## [Stated exercise]
Each line that holds the word "onion" is to be identified and copied.

= = =

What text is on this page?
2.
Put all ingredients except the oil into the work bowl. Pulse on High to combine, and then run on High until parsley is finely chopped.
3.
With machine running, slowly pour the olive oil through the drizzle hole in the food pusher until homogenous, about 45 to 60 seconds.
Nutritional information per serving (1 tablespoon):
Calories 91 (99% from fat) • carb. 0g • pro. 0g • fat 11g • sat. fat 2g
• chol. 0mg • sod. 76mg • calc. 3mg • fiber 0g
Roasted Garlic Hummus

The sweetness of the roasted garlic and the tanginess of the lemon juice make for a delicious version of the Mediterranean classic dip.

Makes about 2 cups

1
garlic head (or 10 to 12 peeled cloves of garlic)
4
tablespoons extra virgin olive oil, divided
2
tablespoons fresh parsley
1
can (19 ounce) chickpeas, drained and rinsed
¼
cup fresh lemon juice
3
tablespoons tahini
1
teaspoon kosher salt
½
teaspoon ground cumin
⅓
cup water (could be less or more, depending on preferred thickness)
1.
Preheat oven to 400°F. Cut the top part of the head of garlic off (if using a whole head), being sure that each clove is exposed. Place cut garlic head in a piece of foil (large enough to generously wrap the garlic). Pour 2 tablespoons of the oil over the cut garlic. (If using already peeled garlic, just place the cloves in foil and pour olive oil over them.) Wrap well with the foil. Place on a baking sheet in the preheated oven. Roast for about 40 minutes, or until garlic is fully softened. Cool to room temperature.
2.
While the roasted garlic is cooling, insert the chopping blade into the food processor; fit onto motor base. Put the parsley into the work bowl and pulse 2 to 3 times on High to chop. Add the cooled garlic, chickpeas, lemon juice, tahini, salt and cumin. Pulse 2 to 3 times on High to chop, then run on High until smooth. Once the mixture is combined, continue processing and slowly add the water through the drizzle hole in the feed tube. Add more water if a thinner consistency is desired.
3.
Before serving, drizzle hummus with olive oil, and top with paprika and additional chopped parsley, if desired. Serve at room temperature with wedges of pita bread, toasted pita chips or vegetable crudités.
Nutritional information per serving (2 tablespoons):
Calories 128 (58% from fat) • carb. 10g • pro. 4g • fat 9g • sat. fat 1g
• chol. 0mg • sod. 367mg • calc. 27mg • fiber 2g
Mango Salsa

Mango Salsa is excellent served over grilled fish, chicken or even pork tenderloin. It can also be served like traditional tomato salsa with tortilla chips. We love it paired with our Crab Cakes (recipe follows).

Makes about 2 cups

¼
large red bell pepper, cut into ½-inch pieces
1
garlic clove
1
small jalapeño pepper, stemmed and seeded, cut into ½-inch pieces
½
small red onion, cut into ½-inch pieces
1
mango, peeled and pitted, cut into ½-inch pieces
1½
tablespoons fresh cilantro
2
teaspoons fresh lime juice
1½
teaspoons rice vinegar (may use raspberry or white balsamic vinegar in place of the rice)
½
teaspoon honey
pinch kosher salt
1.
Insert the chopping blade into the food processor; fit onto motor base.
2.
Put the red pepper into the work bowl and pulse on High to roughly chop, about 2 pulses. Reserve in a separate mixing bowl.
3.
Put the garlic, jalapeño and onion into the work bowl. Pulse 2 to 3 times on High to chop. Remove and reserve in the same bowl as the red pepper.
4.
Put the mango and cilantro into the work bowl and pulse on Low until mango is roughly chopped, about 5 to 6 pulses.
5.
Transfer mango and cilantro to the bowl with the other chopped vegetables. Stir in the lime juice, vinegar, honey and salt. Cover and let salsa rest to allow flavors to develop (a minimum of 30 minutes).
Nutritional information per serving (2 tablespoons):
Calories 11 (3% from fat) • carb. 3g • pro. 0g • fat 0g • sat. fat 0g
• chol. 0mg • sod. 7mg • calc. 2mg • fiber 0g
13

= = =

## [Exercise response]
small red onion, cut into ½-inch pieces
Put the garlic, jalapeño and onion into the work bowl. Pulse 2 to 3 times on High to chop. Remove and reserve in the same bowl as the red pepper.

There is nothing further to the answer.